What to work on:
Search the data for the string "values" and gather each line it is in.
-- -- --
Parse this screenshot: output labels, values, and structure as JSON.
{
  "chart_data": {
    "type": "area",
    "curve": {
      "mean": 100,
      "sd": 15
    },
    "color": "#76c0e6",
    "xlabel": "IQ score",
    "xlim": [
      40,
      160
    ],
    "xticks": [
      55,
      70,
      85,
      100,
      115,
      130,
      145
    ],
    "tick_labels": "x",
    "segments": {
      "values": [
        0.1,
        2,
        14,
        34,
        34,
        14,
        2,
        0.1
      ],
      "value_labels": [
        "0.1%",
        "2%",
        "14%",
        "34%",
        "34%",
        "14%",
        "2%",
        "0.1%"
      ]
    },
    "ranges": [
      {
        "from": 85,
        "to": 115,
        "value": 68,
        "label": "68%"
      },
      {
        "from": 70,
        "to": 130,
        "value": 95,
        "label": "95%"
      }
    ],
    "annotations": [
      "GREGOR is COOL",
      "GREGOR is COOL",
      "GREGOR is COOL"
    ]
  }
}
-- -- --
Solved problem:
Parse this screenshot: output labels, values, and structure as JSON.
      "values": [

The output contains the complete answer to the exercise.